Items listed in a dataset
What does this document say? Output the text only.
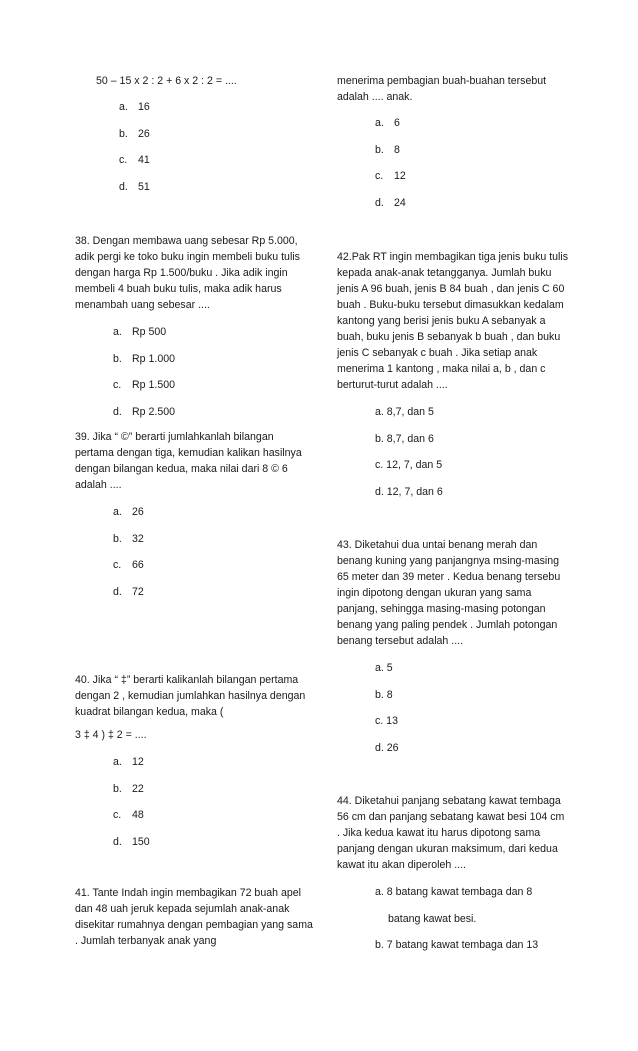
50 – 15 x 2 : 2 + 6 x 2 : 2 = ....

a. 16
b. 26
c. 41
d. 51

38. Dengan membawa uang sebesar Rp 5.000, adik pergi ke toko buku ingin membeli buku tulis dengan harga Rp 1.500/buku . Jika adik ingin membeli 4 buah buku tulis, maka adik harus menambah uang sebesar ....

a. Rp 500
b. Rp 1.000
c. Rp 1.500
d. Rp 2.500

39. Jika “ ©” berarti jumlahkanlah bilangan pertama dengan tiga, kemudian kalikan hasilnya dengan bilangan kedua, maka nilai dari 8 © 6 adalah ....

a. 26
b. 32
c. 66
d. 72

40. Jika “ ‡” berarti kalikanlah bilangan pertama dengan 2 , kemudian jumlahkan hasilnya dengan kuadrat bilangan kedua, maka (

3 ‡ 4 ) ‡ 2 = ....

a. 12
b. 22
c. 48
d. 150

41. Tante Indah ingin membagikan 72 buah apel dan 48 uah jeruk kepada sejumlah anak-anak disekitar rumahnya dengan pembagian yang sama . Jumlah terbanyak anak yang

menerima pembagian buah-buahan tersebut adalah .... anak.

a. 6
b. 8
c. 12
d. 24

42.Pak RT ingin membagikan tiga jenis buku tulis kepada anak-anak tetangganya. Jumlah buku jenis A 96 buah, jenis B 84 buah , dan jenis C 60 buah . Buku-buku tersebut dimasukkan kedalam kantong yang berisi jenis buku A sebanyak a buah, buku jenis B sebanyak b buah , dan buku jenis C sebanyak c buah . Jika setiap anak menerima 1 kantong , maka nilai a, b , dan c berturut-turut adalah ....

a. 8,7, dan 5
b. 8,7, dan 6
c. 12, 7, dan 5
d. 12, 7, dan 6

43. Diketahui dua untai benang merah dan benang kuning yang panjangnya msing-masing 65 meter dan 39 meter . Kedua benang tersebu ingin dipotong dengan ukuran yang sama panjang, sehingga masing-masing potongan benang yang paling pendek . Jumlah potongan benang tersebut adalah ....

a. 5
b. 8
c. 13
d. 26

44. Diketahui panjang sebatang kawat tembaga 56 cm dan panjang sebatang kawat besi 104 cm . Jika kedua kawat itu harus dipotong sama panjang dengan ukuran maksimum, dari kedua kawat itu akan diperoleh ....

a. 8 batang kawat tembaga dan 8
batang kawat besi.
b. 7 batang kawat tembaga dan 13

==

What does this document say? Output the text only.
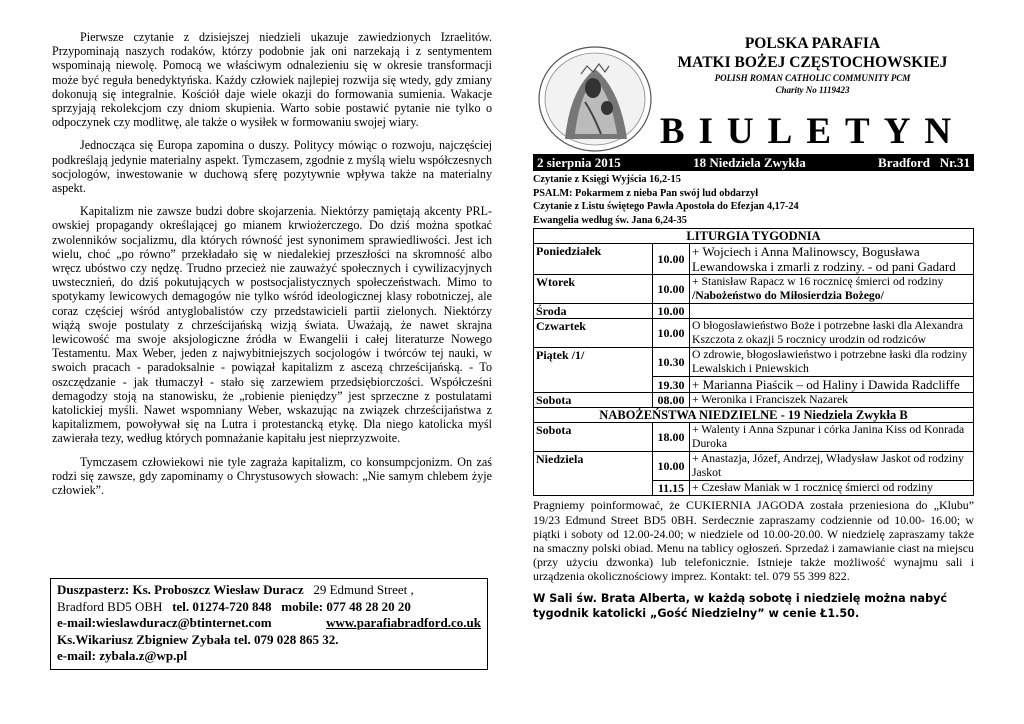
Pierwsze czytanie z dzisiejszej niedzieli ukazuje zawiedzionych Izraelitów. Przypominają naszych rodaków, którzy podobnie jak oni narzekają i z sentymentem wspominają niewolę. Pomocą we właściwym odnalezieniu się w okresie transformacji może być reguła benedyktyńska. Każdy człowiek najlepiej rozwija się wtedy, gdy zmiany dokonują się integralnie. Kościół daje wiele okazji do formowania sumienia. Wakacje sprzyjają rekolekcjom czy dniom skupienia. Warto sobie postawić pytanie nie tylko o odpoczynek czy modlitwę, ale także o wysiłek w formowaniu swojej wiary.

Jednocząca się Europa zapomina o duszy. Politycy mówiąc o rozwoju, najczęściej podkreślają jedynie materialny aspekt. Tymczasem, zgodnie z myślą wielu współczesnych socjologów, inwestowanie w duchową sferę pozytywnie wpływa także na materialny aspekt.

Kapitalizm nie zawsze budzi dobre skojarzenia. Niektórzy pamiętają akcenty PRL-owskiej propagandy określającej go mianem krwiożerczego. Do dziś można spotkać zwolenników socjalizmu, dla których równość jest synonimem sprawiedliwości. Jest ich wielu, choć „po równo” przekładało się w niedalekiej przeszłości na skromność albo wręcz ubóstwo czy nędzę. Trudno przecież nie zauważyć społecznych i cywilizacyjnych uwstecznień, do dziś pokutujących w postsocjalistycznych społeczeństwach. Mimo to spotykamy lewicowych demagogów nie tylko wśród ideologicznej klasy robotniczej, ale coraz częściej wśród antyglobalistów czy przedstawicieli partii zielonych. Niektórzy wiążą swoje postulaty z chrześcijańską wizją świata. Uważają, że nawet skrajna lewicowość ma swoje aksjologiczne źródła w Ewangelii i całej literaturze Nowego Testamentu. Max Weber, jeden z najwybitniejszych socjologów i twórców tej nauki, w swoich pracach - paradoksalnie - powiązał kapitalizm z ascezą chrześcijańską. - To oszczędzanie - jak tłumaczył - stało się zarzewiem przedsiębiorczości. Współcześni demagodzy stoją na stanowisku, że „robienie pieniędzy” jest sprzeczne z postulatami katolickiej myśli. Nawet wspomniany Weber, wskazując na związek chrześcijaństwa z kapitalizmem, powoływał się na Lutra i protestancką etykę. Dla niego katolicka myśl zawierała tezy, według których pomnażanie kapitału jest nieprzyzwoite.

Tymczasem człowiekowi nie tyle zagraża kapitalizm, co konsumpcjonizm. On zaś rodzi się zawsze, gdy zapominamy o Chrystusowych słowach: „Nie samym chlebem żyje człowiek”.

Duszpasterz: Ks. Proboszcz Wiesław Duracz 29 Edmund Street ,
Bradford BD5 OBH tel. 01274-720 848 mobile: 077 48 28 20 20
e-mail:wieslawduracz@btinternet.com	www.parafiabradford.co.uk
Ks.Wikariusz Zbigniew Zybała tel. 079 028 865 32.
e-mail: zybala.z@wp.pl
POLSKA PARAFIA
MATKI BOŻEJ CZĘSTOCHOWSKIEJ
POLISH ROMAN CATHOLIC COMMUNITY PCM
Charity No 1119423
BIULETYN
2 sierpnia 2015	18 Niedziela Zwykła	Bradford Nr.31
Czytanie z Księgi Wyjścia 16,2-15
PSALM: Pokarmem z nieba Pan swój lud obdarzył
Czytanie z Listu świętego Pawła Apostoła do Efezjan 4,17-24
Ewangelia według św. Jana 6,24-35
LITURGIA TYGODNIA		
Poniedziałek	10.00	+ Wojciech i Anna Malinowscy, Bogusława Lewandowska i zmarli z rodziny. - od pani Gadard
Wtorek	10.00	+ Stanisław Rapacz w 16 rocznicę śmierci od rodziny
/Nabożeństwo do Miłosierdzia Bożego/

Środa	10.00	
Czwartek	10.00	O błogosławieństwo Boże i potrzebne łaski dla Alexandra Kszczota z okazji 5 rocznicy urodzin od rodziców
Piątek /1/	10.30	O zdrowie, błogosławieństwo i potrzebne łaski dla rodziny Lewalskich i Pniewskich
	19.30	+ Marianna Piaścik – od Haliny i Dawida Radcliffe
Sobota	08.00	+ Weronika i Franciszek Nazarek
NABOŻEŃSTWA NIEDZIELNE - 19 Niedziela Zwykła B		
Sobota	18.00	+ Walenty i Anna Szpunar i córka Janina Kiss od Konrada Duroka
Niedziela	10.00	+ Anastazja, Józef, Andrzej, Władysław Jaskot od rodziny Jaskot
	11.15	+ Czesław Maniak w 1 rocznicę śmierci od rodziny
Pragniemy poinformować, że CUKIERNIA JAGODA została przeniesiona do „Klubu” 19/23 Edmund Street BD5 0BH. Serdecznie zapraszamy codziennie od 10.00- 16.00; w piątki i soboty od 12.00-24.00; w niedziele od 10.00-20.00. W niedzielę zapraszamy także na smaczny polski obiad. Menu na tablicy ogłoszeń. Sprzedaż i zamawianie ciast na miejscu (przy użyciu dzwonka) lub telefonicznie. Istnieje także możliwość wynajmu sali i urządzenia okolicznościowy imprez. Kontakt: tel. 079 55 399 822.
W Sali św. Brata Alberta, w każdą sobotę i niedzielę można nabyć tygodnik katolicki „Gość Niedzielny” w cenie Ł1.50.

==

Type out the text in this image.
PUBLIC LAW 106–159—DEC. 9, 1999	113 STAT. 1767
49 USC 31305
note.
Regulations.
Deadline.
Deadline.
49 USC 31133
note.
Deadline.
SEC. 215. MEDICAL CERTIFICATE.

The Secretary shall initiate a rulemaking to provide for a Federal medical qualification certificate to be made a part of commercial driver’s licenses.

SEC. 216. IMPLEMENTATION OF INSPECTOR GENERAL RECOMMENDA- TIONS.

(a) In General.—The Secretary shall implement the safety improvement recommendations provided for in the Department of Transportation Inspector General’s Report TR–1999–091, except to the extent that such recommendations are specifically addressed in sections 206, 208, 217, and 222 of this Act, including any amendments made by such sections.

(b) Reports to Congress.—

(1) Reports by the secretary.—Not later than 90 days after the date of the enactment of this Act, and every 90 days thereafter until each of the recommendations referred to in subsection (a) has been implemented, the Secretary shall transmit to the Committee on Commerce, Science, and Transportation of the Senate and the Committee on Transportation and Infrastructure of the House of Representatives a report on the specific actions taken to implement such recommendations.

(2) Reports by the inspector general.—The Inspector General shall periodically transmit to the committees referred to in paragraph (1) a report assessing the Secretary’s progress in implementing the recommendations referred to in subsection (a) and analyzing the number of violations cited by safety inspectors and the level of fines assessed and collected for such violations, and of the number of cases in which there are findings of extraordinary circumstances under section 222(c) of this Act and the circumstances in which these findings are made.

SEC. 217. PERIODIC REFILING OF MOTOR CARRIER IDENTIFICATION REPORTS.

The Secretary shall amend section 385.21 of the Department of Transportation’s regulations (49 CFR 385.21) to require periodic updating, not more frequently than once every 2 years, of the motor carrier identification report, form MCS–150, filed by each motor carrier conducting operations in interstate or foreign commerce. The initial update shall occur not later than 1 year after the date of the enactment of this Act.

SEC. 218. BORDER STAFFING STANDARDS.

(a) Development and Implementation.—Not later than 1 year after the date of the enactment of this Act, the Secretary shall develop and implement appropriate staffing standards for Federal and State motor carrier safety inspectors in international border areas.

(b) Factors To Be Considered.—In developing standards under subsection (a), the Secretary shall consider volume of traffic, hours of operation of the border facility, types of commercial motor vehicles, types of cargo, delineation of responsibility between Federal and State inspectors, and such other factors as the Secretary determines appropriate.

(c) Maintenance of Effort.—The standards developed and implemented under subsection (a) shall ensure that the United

:: Exercise details ::
Sift the material for lines with the string "tembaga". Copy each one found.

:: Expected answer ::
44. Diketahui panjang sebatang kawat tembaga 56 cm dan panjang sebatang kawat besi 104 cm . Jika kedua kawat itu harus dipotong sama panjang dengan ukuran maksimum, dari kedua kawat itu akan diperoleh ....
a. 8 batang kawat tembaga dan 8
b. 7 batang kawat tembaga dan 13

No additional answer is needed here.